Task objective: Extract the complete listing and output it unchanged.

_ _ _ _

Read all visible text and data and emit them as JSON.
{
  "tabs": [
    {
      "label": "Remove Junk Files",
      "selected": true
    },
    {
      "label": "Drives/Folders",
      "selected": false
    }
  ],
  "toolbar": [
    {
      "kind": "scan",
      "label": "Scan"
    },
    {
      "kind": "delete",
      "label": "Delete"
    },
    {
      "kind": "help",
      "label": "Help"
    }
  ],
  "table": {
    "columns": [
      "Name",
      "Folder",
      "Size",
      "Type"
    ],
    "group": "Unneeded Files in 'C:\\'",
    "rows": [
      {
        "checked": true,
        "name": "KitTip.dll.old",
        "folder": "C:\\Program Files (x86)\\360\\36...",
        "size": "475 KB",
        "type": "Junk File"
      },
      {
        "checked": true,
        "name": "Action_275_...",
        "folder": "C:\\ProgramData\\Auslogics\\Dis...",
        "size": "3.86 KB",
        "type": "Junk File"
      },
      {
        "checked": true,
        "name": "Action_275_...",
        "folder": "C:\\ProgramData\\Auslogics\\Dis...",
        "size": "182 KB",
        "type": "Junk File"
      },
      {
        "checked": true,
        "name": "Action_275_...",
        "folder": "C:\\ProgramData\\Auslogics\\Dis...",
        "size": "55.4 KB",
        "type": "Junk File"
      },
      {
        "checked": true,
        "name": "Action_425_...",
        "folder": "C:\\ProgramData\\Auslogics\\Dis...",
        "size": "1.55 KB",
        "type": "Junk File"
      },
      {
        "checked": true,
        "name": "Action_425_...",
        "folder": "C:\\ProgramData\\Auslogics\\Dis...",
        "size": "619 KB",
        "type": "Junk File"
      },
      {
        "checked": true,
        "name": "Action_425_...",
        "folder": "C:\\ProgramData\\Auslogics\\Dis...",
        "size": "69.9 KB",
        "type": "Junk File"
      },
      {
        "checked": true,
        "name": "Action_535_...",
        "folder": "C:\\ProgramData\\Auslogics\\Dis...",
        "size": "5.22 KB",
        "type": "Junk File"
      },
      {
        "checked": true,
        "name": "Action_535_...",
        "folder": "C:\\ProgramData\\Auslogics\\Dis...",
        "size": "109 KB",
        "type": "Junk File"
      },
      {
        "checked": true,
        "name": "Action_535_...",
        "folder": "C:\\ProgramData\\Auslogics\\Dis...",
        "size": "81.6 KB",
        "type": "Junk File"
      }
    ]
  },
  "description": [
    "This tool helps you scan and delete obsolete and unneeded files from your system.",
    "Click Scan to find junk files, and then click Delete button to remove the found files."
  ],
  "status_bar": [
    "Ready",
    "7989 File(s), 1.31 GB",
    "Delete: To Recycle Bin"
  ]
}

_ _ _ _

Written solution:
Read all visible text and data and emit them as JSON.
{
  "tabs": [
    {
      "label": "Remove Junk Files",
      "selected": true
    },
    {
      "label": "Drives/Folders",
      "selected": false
    }
  ],
  "toolbar": [
    {
      "kind": "scan",
      "label": "Scan"
    },
    {
      "kind": "delete",
      "label": "Delete"
    },
    {
      "kind": "help",
      "label": "Help"
    }
  ],
  "table": {
    "columns": [
      "Name",
      "Folder",
      "Size",
      "Type"
    ],
    "group": "Unneeded Files in 'C:\\'",
    "rows": [
      {
        "checked": true,
        "name": "KitTip.dll.old",
        "folder": "C:\\Program Files (x86)\\360\\36...",
        "size": "475 KB",
        "type": "Junk File"
      },
      {
        "checked": true,
        "name": "Action_275_...",
        "folder": "C:\\ProgramData\\Auslogics\\Dis...",
        "size": "3.86 KB",
        "type": "Junk File"
      },
      {
        "checked": true,
        "name": "Action_275_...",
        "folder": "C:\\ProgramData\\Auslogics\\Dis...",
        "size": "182 KB",
        "type": "Junk File"
      },
      {
        "checked": true,
        "name": "Action_275_...",
        "folder": "C:\\ProgramData\\Auslogics\\Dis...",
        "size": "55.4 KB",
        "type": "Junk File"
      },
      {
        "checked": true,
        "name": "Action_425_...",
        "folder": "C:\\ProgramData\\Auslogics\\Dis...",
        "size": "1.55 KB",
        "type": "Junk File"
      },
      {
        "checked": true,
        "name": "Action_425_...",
        "folder": "C:\\ProgramData\\Auslogics\\Dis...",
        "size": "619 KB",
        "type": "Junk File"
      },
      {
        "checked": true,
        "name": "Action_425_...",
        "folder": "C:\\ProgramData\\Auslogics\\Dis...",
        "size": "69.9 KB",
        "type": "Junk File"
      },
      {
        "checked": true,
        "name": "Action_535_...",
        "folder": "C:\\ProgramData\\Auslogics\\Dis...",
        "size": "5.22 KB",
        "type": "Junk File"
      },
      {
        "checked": true,
        "name": "Action_535_...",
        "folder": "C:\\ProgramData\\Auslogics\\Dis...",
        "size": "109 KB",
        "type": "Junk File"
      },
      {
        "checked": true,
        "name": "Action_535_...",
        "folder": "C:\\ProgramData\\Auslogics\\Dis...",
        "size": "81.6 KB",
        "type": "Junk File"
      }
    ]
  },
  "description": [
    "This tool helps you scan and delete obsolete and unneeded files from your system.",
    "Click Scan to find junk files, and then click Delete button to remove the found files."
  ],
  "status_bar": [
    "Ready",
    "7989 File(s), 1.31 GB",
    "Delete: To Recycle Bin"
  ]
}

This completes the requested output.